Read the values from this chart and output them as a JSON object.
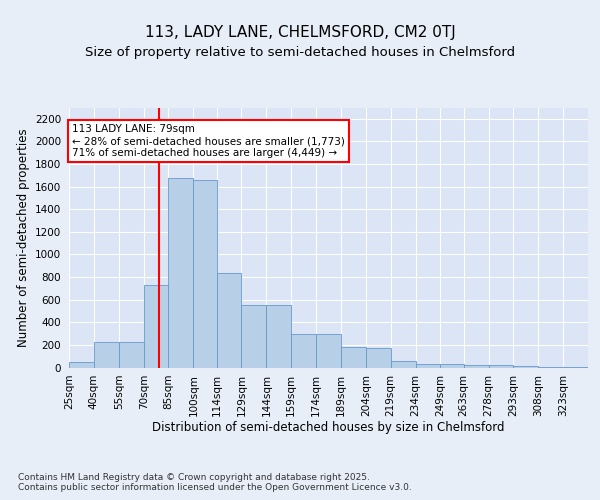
{
  "title": "113, LADY LANE, CHELMSFORD, CM2 0TJ",
  "subtitle": "Size of property relative to semi-detached houses in Chelmsford",
  "xlabel": "Distribution of semi-detached houses by size in Chelmsford",
  "ylabel": "Number of semi-detached properties",
  "bins": [
    "25sqm",
    "40sqm",
    "55sqm",
    "70sqm",
    "85sqm",
    "100sqm",
    "114sqm",
    "129sqm",
    "144sqm",
    "159sqm",
    "174sqm",
    "189sqm",
    "204sqm",
    "219sqm",
    "234sqm",
    "249sqm",
    "263sqm",
    "278sqm",
    "293sqm",
    "308sqm",
    "323sqm"
  ],
  "bar_values": [
    45,
    230,
    230,
    730,
    1680,
    1660,
    840,
    555,
    555,
    300,
    300,
    180,
    175,
    60,
    35,
    35,
    25,
    20,
    10,
    8,
    3
  ],
  "bin_edges": [
    25,
    40,
    55,
    70,
    85,
    100,
    114,
    129,
    144,
    159,
    174,
    189,
    204,
    219,
    234,
    249,
    263,
    278,
    293,
    308,
    323,
    338
  ],
  "bar_color": "#b8cfe8",
  "bar_edge_color": "#6699cc",
  "vline_x": 79,
  "vline_color": "red",
  "annotation_text": "113 LADY LANE: 79sqm\n← 28% of semi-detached houses are smaller (1,773)\n71% of semi-detached houses are larger (4,449) →",
  "annotation_box_color": "white",
  "annotation_box_edge": "red",
  "ylim": [
    0,
    2300
  ],
  "yticks": [
    0,
    200,
    400,
    600,
    800,
    1000,
    1200,
    1400,
    1600,
    1800,
    2000,
    2200
  ],
  "bg_color": "#dce5f5",
  "fig_bg_color": "#e8eef8",
  "grid_color": "#ffffff",
  "title_fontsize": 11,
  "subtitle_fontsize": 9.5,
  "axis_label_fontsize": 8.5,
  "tick_fontsize": 7.5,
  "annotation_fontsize": 7.5,
  "footer_fontsize": 6.5,
  "footer": "Contains HM Land Registry data © Crown copyright and database right 2025.\nContains public sector information licensed under the Open Government Licence v3.0."
}
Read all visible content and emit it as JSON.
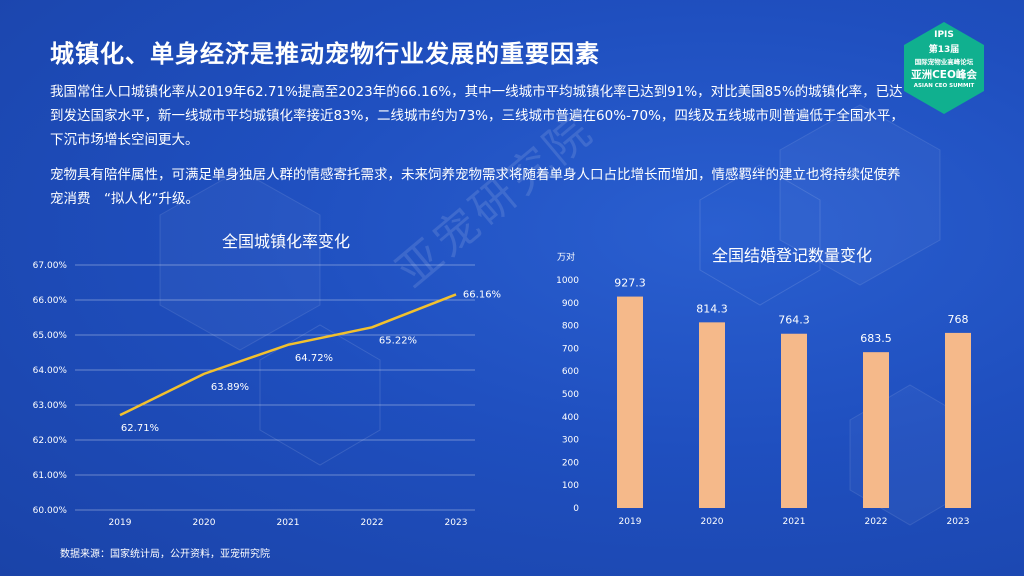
{
  "title": "城镇化、单身经济是推动宠物行业发展的重要因素",
  "paragraphs": [
    "我国常住人口城镇化率从2019年62.71%提高至2023年的66.16%，其中一线城市平均城镇化率已达到91%，对比美国85%的城镇化率，已达到发达国家水平，新一线城市平均城镇化率接近83%，二线城市约为73%，三线城市普遍在60%-70%，四线及五线城市则普遍低于全国水平，下沉市场增长空间更大。",
    "宠物具有陪伴属性，可满足单身独居人群的情感寄托需求，未来饲养宠物需求将随着单身人口占比增长而增加，情感羁绊的建立也将持续促使养宠消费　“拟人化”升级。"
  ],
  "logo": {
    "line1": "IPIS",
    "line2": "第13届",
    "line3": "国际宠物业高峰论坛",
    "line4": "亚洲CEO峰会",
    "line5": "ASIAN CEO SUMMIT"
  },
  "watermark": "亚宠研究院",
  "source": "数据来源：国家统计局，公开资料，亚宠研究院",
  "colors": {
    "line": "#f2c12e",
    "bar": "#f5b98a",
    "background": "#1f4fbf"
  },
  "chart_data": [
    {
      "type": "line",
      "title": "全国城镇化率变化",
      "categories": [
        "2019",
        "2020",
        "2021",
        "2022",
        "2023"
      ],
      "values": [
        62.71,
        63.89,
        64.72,
        65.22,
        66.16
      ],
      "value_labels": [
        "62.71%",
        "63.89%",
        "64.72%",
        "65.22%",
        "66.16%"
      ],
      "ylim": [
        60,
        67
      ],
      "yticks": [
        "60.00%",
        "61.00%",
        "62.00%",
        "63.00%",
        "64.00%",
        "65.00%",
        "66.00%",
        "67.00%"
      ],
      "grid": true
    },
    {
      "type": "bar",
      "title": "全国结婚登记数量变化",
      "ylabel": "万对",
      "categories": [
        "2019",
        "2020",
        "2021",
        "2022",
        "2023"
      ],
      "values": [
        927.3,
        814.3,
        764.3,
        683.5,
        768
      ],
      "value_labels": [
        "927.3",
        "814.3",
        "764.3",
        "683.5",
        "768"
      ],
      "ylim": [
        0,
        1000
      ],
      "yticks": [
        "0",
        "100",
        "200",
        "300",
        "400",
        "500",
        "600",
        "700",
        "800",
        "900",
        "1000"
      ],
      "grid": false
    }
  ]
}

··········

Task to complete: Lines that hold the word "JSON" are the ones to return, every one of them.

Complete answer:
Read the values from this chart and output them as a JSON object.
Read all visible content and emit it as JSON.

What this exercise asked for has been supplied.